## Task to complete
For the material that follows, list every line containing the word "page".

## Excerpted data

--------------------------------------------------

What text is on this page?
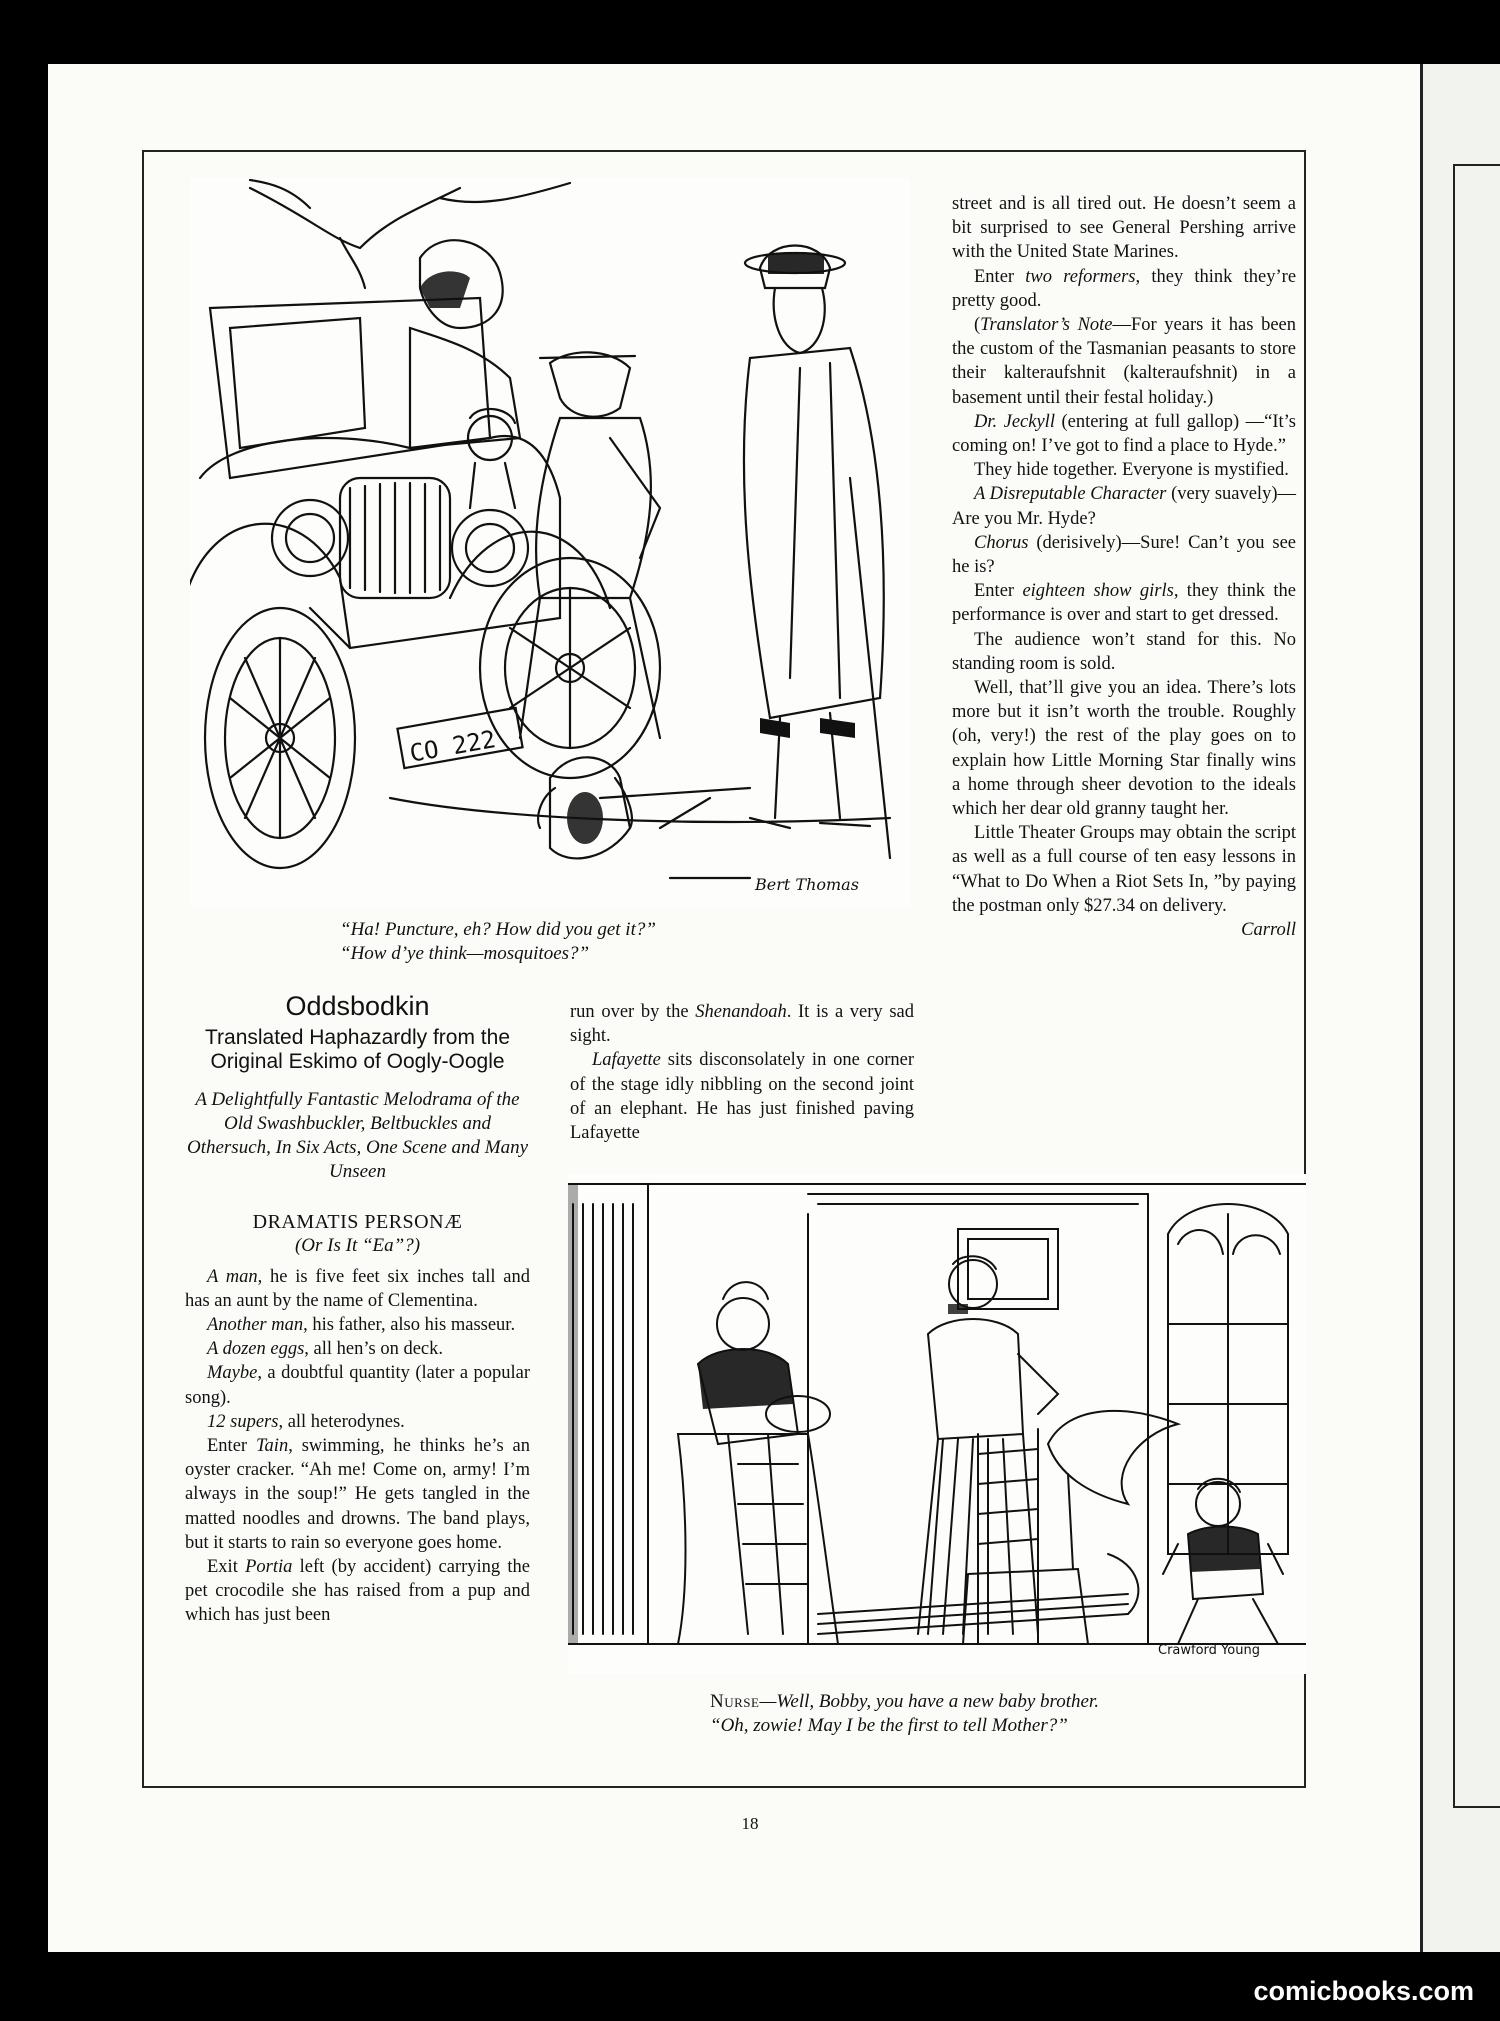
CO 222
Bert Thomas
“Ha! Puncture, eh? How did you get it?”
“How d’ye think—mosquitoes?”
Oddsbodkin
Translated Haphazardly from the Original Eskimo of Oogly-Oogle
A Delightfully Fantastic Melodrama of the Old Swashbuckler, Beltbuckles and Othersuch, In Six Acts, One Scene and Many Unseen
DRAMATIS PERSONÆ
(Or Is It “Ea”?)

A man, he is five feet six inches tall and has an aunt by the name of Clementina.

Another man, his father, also his masseur.

A dozen eggs, all hen’s on deck.

Maybe, a doubtful quantity (later a popular song).

12 supers, all heterodynes.

Enter Tain, swimming, he thinks he’s an oyster cracker. “Ah me! Come on, army! I’m always in the soup!” He gets tangled in the matted noodles and drowns. The band plays, but it starts to rain so everyone goes home.

Exit Portia left (by accident) carrying the pet crocodile she has raised from a pup and which has just been

run over by the Shenandoah. It is a very sad sight.

Lafayette sits disconsolately in one corner of the stage idly nibbling on the second joint of an elephant. He has just finished paving Lafayette

street and is all tired out. He doesn’t seem a bit surprised to see General Pershing arrive with the United State Marines.

Enter two reformers, they think they’re pretty good.

(Translator’s Note—For years it has been the custom of the Tasmanian peasants to store their kalteraufshnit (kalteraufshnit) in a basement until their festal holiday.)

Dr. Jeckyll (entering at full gallop) —“It’s coming on! I’ve got to find a place to Hyde.”

They hide together. Everyone is mystified.

A Disreputable Character (very suavely)—Are you Mr. Hyde?

Chorus (derisively)—Sure! Can’t you see he is?

Enter eighteen show girls, they think the performance is over and start to get dressed.

The audience won’t stand for this. No standing room is sold.

Well, that’ll give you an idea. There’s lots more but it isn’t worth the trouble. Roughly (oh, very!) the rest of the play goes on to explain how Little Morning Star finally wins a home through sheer devotion to the ideals which her dear old granny taught her.

Little Theater Groups may obtain the script as well as a full course of ten easy lessons in “What to Do When a Riot Sets In, ”by paying the postman only $27.34 on delivery.

Carroll

Crawford Young
Nurse—Well, Bobby, you have a new baby brother.
“Oh, zowie! May I be the first to tell Mother?”
18
comicbooks.com
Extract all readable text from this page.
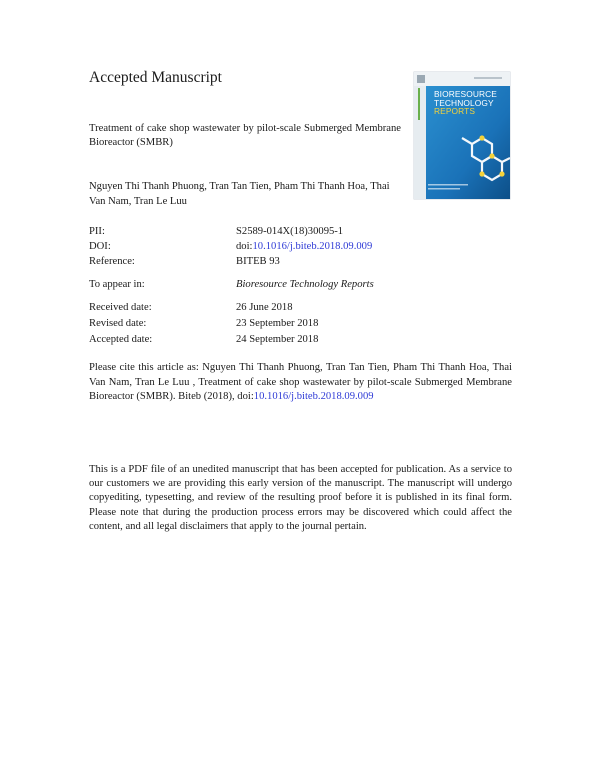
Accepted Manuscript
Treatment of cake shop wastewater by pilot-scale Submerged Membrane Bioreactor (SMBR)
Nguyen Thi Thanh Phuong, Tran Tan Tien, Pham Thi Thanh Hoa, Thai Van Nam, Tran Le Luu
PII:	S2589-014X(18)30095-1
DOI:	doi:10.1016/j.biteb.2018.09.009
Reference:	BITEB 93
To appear in:	Bioresource Technology Reports
Received date:	26 June 2018
Revised date:	23 September 2018
Accepted date:	24 September 2018
Please cite this article as: Nguyen Thi Thanh Phuong, Tran Tan Tien, Pham Thi Thanh Hoa, Thai Van Nam, Tran Le Luu , Treatment of cake shop wastewater by pilot-scale Submerged Membrane Bioreactor (SMBR). Biteb (2018), doi:10.1016/j.biteb.2018.09.009
This is a PDF file of an unedited manuscript that has been accepted for publication. As a service to our customers we are providing this early version of the manuscript. The manuscript will undergo copyediting, typesetting, and review of the resulting proof before it is published in its final form. Please note that during the production process errors may be discovered which could affect the content, and all legal disclaimers that apply to the journal pertain.
BIORESOURCE
TECHNOLOGY
REPORTS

--------------------------------------------------

## Finished exercise
What text is on this page?
Extract all readable text from this page.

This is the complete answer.